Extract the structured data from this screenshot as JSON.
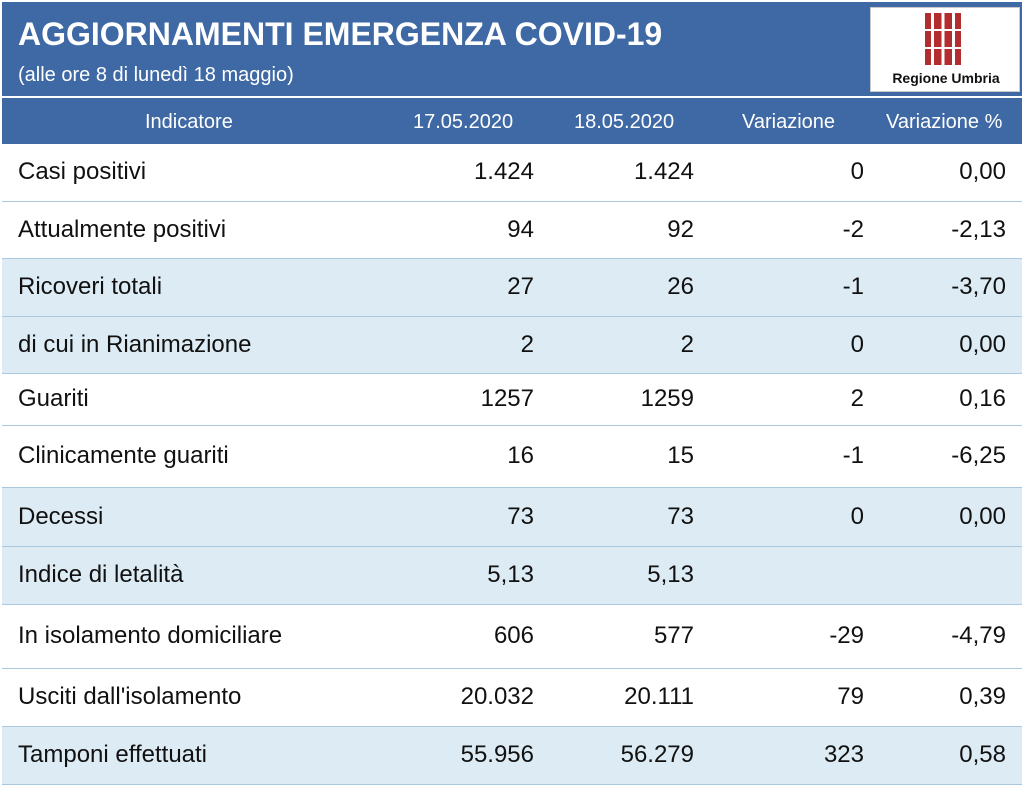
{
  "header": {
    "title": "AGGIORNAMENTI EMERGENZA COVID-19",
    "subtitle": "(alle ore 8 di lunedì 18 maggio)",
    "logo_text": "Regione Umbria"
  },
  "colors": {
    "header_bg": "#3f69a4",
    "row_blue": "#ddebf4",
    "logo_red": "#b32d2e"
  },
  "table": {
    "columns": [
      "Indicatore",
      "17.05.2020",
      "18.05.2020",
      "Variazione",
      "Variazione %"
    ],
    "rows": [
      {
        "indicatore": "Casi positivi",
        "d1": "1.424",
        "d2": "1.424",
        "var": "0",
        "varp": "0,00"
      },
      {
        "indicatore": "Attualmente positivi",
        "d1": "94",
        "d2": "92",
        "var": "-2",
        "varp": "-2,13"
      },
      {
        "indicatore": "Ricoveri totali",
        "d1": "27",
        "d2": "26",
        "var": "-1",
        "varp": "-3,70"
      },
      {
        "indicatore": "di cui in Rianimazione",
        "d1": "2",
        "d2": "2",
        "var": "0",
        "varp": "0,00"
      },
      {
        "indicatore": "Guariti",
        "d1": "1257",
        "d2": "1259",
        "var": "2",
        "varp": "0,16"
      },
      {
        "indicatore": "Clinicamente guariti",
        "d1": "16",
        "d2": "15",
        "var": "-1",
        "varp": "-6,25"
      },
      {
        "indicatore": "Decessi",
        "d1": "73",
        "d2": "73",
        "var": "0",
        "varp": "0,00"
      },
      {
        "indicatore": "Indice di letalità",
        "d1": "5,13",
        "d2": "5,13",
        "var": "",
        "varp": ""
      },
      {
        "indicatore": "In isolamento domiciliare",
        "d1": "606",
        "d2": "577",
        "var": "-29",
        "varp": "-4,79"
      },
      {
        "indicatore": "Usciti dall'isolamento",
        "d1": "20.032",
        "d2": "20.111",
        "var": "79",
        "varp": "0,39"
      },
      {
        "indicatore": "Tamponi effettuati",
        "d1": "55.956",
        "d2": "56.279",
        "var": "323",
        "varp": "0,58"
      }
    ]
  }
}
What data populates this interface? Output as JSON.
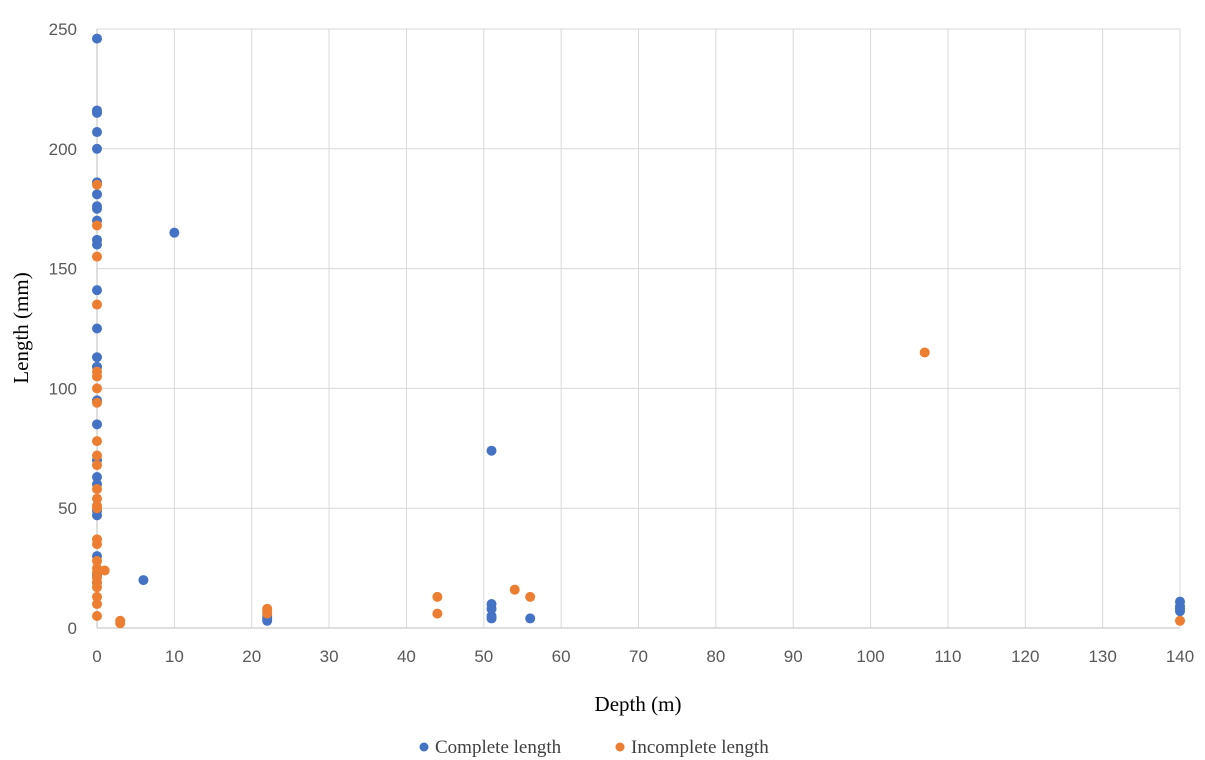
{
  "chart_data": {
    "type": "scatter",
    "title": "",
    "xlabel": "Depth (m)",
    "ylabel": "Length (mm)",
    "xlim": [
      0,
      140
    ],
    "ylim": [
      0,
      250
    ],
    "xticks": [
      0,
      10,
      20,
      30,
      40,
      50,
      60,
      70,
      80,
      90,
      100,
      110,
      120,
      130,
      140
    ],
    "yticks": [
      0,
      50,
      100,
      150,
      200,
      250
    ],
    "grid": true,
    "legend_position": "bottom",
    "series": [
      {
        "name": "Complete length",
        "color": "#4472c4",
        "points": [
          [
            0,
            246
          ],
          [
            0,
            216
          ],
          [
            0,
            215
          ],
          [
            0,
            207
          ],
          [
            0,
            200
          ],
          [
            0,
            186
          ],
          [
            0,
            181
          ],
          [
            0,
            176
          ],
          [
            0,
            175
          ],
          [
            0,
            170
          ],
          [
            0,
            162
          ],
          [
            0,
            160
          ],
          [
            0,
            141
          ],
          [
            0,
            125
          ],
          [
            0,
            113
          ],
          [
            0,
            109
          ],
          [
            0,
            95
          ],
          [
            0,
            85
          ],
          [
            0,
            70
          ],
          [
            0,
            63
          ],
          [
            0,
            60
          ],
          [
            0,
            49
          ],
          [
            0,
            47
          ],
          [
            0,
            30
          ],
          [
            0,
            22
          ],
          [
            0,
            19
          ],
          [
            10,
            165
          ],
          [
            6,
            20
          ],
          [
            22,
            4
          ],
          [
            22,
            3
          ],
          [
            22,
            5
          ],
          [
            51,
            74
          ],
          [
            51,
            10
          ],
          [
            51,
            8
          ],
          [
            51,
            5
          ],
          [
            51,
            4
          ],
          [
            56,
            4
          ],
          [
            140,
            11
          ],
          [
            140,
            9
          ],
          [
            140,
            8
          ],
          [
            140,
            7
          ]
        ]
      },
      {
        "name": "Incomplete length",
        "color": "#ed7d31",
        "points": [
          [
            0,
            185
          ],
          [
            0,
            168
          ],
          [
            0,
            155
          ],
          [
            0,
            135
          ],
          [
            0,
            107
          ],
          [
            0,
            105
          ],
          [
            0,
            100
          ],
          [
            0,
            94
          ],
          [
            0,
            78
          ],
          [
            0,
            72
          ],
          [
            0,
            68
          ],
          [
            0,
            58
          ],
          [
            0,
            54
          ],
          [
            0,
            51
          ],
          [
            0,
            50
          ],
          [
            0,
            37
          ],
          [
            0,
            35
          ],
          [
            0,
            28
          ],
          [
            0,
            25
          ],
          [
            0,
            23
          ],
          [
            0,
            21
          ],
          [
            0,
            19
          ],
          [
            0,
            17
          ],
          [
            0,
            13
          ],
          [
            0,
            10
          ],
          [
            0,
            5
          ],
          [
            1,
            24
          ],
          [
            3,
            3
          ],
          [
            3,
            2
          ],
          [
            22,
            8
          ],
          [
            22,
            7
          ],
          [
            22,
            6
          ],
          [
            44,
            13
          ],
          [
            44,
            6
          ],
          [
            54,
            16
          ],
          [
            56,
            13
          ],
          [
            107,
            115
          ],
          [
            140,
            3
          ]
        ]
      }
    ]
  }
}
····················
● What the task asks: Write down only how many lines in the listing contain the word "isolamento".

● Answer for this exercise: 2